EXERCISE PROMPT: Print the records below exactly as they appear.

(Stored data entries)
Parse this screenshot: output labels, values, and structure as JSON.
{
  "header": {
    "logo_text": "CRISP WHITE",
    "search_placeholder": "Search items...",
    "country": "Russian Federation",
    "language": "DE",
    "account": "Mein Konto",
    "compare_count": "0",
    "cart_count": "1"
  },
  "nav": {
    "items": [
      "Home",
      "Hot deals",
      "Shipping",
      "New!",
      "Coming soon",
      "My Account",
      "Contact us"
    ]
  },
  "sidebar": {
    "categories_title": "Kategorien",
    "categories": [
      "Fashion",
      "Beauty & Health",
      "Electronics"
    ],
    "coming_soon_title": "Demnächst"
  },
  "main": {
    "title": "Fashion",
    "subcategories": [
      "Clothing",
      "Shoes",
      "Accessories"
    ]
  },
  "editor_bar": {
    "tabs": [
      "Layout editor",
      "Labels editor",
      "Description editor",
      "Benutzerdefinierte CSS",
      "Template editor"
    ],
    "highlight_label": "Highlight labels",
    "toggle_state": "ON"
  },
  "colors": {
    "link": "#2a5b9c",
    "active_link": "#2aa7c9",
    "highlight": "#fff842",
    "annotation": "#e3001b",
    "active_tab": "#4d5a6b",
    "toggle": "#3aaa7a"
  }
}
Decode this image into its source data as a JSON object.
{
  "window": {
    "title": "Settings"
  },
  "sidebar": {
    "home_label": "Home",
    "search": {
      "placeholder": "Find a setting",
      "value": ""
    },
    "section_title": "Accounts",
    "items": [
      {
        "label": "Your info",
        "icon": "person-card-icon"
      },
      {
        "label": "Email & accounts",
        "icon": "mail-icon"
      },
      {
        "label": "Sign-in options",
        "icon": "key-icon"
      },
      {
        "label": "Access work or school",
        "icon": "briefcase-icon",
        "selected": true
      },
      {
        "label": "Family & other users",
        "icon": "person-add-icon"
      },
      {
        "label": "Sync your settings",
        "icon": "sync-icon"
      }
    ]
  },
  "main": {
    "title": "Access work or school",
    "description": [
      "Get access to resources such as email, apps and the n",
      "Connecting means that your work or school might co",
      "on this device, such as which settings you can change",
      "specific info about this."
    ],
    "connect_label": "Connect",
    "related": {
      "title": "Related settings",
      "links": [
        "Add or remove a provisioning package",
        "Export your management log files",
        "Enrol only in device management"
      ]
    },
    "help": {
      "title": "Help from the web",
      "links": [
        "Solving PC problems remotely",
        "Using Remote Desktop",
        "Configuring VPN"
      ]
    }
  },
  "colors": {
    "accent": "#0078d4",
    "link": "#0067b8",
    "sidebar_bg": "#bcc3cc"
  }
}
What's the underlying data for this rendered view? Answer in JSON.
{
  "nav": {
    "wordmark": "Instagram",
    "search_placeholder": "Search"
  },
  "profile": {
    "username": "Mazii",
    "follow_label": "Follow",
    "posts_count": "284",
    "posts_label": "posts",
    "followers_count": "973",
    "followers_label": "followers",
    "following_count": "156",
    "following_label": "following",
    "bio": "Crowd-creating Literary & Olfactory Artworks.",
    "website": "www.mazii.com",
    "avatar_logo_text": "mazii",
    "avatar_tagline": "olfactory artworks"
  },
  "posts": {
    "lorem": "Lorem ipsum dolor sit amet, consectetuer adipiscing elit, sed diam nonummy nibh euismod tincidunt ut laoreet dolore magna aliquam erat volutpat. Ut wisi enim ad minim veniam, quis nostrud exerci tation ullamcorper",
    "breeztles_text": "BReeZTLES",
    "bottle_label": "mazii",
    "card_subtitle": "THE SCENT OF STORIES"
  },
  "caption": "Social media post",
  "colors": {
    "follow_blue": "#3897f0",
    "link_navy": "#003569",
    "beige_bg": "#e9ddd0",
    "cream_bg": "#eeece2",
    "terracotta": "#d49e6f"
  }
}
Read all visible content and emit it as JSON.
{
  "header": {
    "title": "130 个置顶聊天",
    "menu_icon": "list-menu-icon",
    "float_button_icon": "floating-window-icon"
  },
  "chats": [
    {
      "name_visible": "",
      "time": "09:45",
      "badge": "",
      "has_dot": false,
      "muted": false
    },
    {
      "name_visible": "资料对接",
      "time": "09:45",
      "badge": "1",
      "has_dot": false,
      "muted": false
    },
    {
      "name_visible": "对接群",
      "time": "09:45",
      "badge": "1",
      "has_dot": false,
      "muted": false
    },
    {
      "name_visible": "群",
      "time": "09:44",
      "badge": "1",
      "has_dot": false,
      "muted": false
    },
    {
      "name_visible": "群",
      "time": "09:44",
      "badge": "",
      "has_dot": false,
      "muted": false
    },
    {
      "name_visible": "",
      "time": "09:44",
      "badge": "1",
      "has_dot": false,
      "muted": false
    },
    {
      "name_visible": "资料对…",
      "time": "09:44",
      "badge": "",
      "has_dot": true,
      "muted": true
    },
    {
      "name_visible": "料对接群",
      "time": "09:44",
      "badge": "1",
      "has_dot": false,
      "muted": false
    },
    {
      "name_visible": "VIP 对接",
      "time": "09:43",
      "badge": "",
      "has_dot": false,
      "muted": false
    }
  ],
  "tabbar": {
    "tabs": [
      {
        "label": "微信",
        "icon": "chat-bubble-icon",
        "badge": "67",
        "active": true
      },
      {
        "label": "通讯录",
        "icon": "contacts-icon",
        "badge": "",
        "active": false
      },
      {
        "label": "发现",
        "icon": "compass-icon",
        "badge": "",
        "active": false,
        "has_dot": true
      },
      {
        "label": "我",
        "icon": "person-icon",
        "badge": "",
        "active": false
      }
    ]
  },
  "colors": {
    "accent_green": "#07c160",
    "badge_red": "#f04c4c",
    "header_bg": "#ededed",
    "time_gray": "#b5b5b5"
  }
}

TASK OUTPUT:
Parse this screenshot: output labels, values, and structure as JSON.
{
  "header": {
    "logo_text": "CRISP WHITE",
    "search_placeholder": "Search items...",
    "country": "Russian Federation",
    "language": "DE",
    "account": "Mein Konto",
    "compare_count": "0",
    "cart_count": "1"
  },
  "nav": {
    "items": [
      "Home",
      "Hot deals",
      "Shipping",
      "New!",
      "Coming soon",
      "My Account",
      "Contact us"
    ]
  },
  "sidebar": {
    "categories_title": "Kategorien",
    "categories": [
      "Fashion",
      "Beauty & Health",
      "Electronics"
    ],
    "coming_soon_title": "Demnächst"
  },
  "main": {
    "title": "Fashion",
    "subcategories": [
      "Clothing",
      "Shoes",
      "Accessories"
    ]
  },
  "editor_bar": {
    "tabs": [
      "Layout editor",
      "Labels editor",
      "Description editor",
      "Benutzerdefinierte CSS",
      "Template editor"
    ],
    "highlight_label": "Highlight labels",
    "toggle_state": "ON"
  },
  "colors": {
    "link": "#2a5b9c",
    "active_link": "#2aa7c9",
    "highlight": "#fff842",
    "annotation": "#e3001b",
    "active_tab": "#4d5a6b",
    "toggle": "#3aaa7a"
  }
}
Decode this image into its source data as a JSON object.
{
  "window": {
    "title": "Settings"
  },
  "sidebar": {
    "home_label": "Home",
    "search": {
      "placeholder": "Find a setting",
      "value": ""
    },
    "section_title": "Accounts",
    "items": [
      {
        "label": "Your info",
        "icon": "person-card-icon"
      },
      {
        "label": "Email & accounts",
        "icon": "mail-icon"
      },
      {
        "label": "Sign-in options",
        "icon": "key-icon"
      },
      {
        "label": "Access work or school",
        "icon": "briefcase-icon",
        "selected": true
      },
      {
        "label": "Family & other users",
        "icon": "person-add-icon"
      },
      {
        "label": "Sync your settings",
        "icon": "sync-icon"
      }
    ]
  },
  "main": {
    "title": "Access work or school",
    "description": [
      "Get access to resources such as email, apps and the n",
      "Connecting means that your work or school might co",
      "on this device, such as which settings you can change",
      "specific info about this."
    ],
    "connect_label": "Connect",
    "related": {
      "title": "Related settings",
      "links": [
        "Add or remove a provisioning package",
        "Export your management log files",
        "Enrol only in device management"
      ]
    },
    "help": {
      "title": "Help from the web",
      "links": [
        "Solving PC problems remotely",
        "Using Remote Desktop",
        "Configuring VPN"
      ]
    }
  },
  "colors": {
    "accent": "#0078d4",
    "link": "#0067b8",
    "sidebar_bg": "#bcc3cc"
  }
}
What's the underlying data for this rendered view? Answer in JSON.
{
  "nav": {
    "wordmark": "Instagram",
    "search_placeholder": "Search"
  },
  "profile": {
    "username": "Mazii",
    "follow_label": "Follow",
    "posts_count": "284",
    "posts_label": "posts",
    "followers_count": "973",
    "followers_label": "followers",
    "following_count": "156",
    "following_label": "following",
    "bio": "Crowd-creating Literary & Olfactory Artworks.",
    "website": "www.mazii.com",
    "avatar_logo_text": "mazii",
    "avatar_tagline": "olfactory artworks"
  },
  "posts": {
    "lorem": "Lorem ipsum dolor sit amet, consectetuer adipiscing elit, sed diam nonummy nibh euismod tincidunt ut laoreet dolore magna aliquam erat volutpat. Ut wisi enim ad minim veniam, quis nostrud exerci tation ullamcorper",
    "breeztles_text": "BReeZTLES",
    "bottle_label": "mazii",
    "card_subtitle": "THE SCENT OF STORIES"
  },
  "caption": "Social media post",
  "colors": {
    "follow_blue": "#3897f0",
    "link_navy": "#003569",
    "beige_bg": "#e9ddd0",
    "cream_bg": "#eeece2",
    "terracotta": "#d49e6f"
  }
}
Read all visible content and emit it as JSON.
{
  "header": {
    "title": "130 个置顶聊天",
    "menu_icon": "list-menu-icon",
    "float_button_icon": "floating-window-icon"
  },
  "chats": [
    {
      "name_visible": "",
      "time": "09:45",
      "badge": "",
      "has_dot": false,
      "muted": false
    },
    {
      "name_visible": "资料对接",
      "time": "09:45",
      "badge": "1",
      "has_dot": false,
      "muted": false
    },
    {
      "name_visible": "对接群",
      "time": "09:45",
      "badge": "1",
      "has_dot": false,
      "muted": false
    },
    {
      "name_visible": "群",
      "time": "09:44",
      "badge": "1",
      "has_dot": false,
      "muted": false
    },
    {
      "name_visible": "群",
      "time": "09:44",
      "badge": "",
      "has_dot": false,
      "muted": false
    },
    {
      "name_visible": "",
      "time": "09:44",
      "badge": "1",
      "has_dot": false,
      "muted": false
    },
    {
      "name_visible": "资料对…",
      "time": "09:44",
      "badge": "",
      "has_dot": true,
      "muted": true
    },
    {
      "name_visible": "料对接群",
      "time": "09:44",
      "badge": "1",
      "has_dot": false,
      "muted": false
    },
    {
      "name_visible": "VIP 对接",
      "time": "09:43",
      "badge": "",
      "has_dot": false,
      "muted": false
    }
  ],
  "tabbar": {
    "tabs": [
      {
        "label": "微信",
        "icon": "chat-bubble-icon",
        "badge": "67",
        "active": true
      },
      {
        "label": "通讯录",
        "icon": "contacts-icon",
        "badge": "",
        "active": false
      },
      {
        "label": "发现",
        "icon": "compass-icon",
        "badge": "",
        "active": false,
        "has_dot": true
      },
      {
        "label": "我",
        "icon": "person-icon",
        "badge": "",
        "active": false
      }
    ]
  },
  "colors": {
    "accent_green": "#07c160",
    "badge_red": "#f04c4c",
    "header_bg": "#ededed",
    "time_gray": "#b5b5b5"
  }
}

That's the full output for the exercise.